(Source data)

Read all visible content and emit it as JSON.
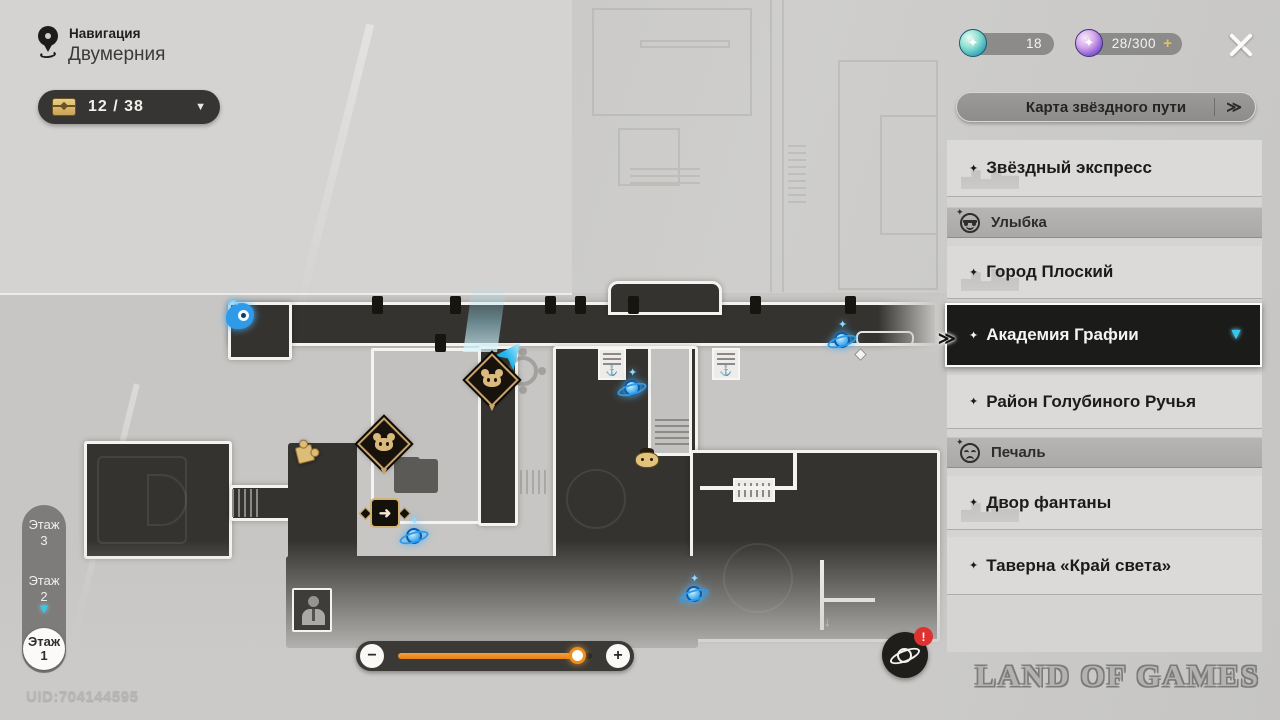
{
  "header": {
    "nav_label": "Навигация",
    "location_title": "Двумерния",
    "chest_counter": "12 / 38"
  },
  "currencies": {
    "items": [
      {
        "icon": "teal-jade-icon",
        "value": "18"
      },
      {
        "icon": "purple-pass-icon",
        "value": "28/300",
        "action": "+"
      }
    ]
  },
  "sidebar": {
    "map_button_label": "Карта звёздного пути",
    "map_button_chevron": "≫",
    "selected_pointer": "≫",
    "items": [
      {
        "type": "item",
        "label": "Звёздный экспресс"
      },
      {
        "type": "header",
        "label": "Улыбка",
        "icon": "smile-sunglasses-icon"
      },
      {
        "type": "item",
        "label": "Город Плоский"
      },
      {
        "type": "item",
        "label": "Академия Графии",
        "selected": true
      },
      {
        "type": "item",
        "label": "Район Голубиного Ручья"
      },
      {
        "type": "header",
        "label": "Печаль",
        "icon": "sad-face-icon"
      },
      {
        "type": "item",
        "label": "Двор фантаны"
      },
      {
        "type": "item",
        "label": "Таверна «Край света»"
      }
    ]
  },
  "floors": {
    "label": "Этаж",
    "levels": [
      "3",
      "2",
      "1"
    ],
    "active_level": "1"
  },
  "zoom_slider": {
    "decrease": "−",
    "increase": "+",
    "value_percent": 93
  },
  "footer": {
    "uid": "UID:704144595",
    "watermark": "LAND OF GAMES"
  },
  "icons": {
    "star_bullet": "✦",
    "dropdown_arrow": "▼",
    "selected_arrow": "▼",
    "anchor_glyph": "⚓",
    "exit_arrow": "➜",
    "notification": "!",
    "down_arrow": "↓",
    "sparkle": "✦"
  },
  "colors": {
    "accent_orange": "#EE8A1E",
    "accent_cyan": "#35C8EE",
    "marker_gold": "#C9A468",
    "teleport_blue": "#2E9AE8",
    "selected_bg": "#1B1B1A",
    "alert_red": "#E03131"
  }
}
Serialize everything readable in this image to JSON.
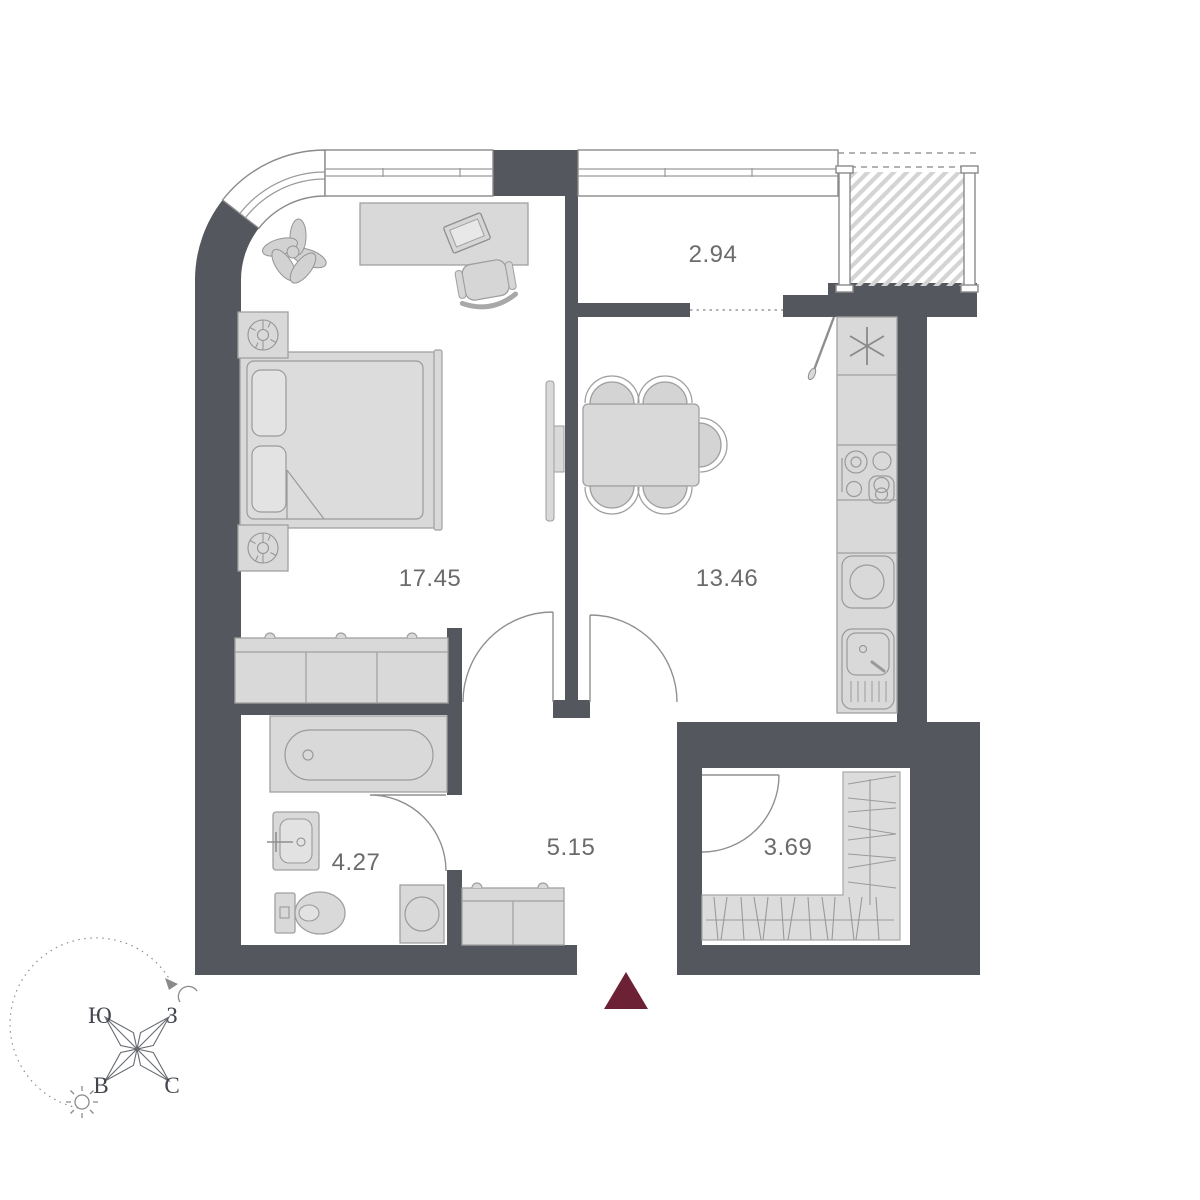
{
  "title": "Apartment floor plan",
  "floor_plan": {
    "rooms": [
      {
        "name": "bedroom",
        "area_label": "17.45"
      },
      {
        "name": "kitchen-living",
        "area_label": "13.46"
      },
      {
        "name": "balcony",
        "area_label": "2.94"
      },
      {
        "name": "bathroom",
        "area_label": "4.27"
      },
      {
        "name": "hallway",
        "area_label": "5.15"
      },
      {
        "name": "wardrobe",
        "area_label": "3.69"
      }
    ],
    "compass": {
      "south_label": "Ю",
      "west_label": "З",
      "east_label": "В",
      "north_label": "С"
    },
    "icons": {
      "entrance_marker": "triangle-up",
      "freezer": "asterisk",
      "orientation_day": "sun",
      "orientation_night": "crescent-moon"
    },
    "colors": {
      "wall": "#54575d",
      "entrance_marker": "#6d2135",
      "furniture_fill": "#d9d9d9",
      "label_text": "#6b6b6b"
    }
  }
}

EXERCISE DETAILS: Copy out every line of the material above exactly, skipping the pictures.

SOLUTION TO THIS PROBLEM:
Read all visible content and emit it as JSON.
{
  "header": {
    "nav_label": "Навигация",
    "location_title": "Двумерния",
    "chest_counter": "12 / 38"
  },
  "currencies": {
    "items": [
      {
        "icon": "teal-jade-icon",
        "value": "18"
      },
      {
        "icon": "purple-pass-icon",
        "value": "28/300",
        "action": "+"
      }
    ]
  },
  "sidebar": {
    "map_button_label": "Карта звёздного пути",
    "map_button_chevron": "≫",
    "selected_pointer": "≫",
    "items": [
      {
        "type": "item",
        "label": "Звёздный экспресс"
      },
      {
        "type": "header",
        "label": "Улыбка",
        "icon": "smile-sunglasses-icon"
      },
      {
        "type": "item",
        "label": "Город Плоский"
      },
      {
        "type": "item",
        "label": "Академия Графии",
        "selected": true
      },
      {
        "type": "item",
        "label": "Район Голубиного Ручья"
      },
      {
        "type": "header",
        "label": "Печаль",
        "icon": "sad-face-icon"
      },
      {
        "type": "item",
        "label": "Двор фантаны"
      },
      {
        "type": "item",
        "label": "Таверна «Край света»"
      }
    ]
  },
  "floors": {
    "label": "Этаж",
    "levels": [
      "3",
      "2",
      "1"
    ],
    "active_level": "1"
  },
  "zoom_slider": {
    "decrease": "−",
    "increase": "+",
    "value_percent": 93
  },
  "footer": {
    "uid": "UID:704144595",
    "watermark": "LAND OF GAMES"
  },
  "icons": {
    "star_bullet": "✦",
    "dropdown_arrow": "▼",
    "selected_arrow": "▼",
    "anchor_glyph": "⚓",
    "exit_arrow": "➜",
    "notification": "!",
    "down_arrow": "↓",
    "sparkle": "✦"
  },
  "colors": {
    "accent_orange": "#EE8A1E",
    "accent_cyan": "#35C8EE",
    "marker_gold": "#C9A468",
    "teleport_blue": "#2E9AE8",
    "selected_bg": "#1B1B1A",
    "alert_red": "#E03131"
  }
}
Serialize everything readable in this image to JSON.
{
  "title": "Apartment floor plan",
  "floor_plan": {
    "rooms": [
      {
        "name": "bedroom",
        "area_label": "17.45"
      },
      {
        "name": "kitchen-living",
        "area_label": "13.46"
      },
      {
        "name": "balcony",
        "area_label": "2.94"
      },
      {
        "name": "bathroom",
        "area_label": "4.27"
      },
      {
        "name": "hallway",
        "area_label": "5.15"
      },
      {
        "name": "wardrobe",
        "area_label": "3.69"
      }
    ],
    "compass": {
      "south_label": "Ю",
      "west_label": "З",
      "east_label": "В",
      "north_label": "С"
    },
    "icons": {
      "entrance_marker": "triangle-up",
      "freezer": "asterisk",
      "orientation_day": "sun",
      "orientation_night": "crescent-moon"
    },
    "colors": {
      "wall": "#54575d",
      "entrance_marker": "#6d2135",
      "furniture_fill": "#d9d9d9",
      "label_text": "#6b6b6b"
    }
  }
}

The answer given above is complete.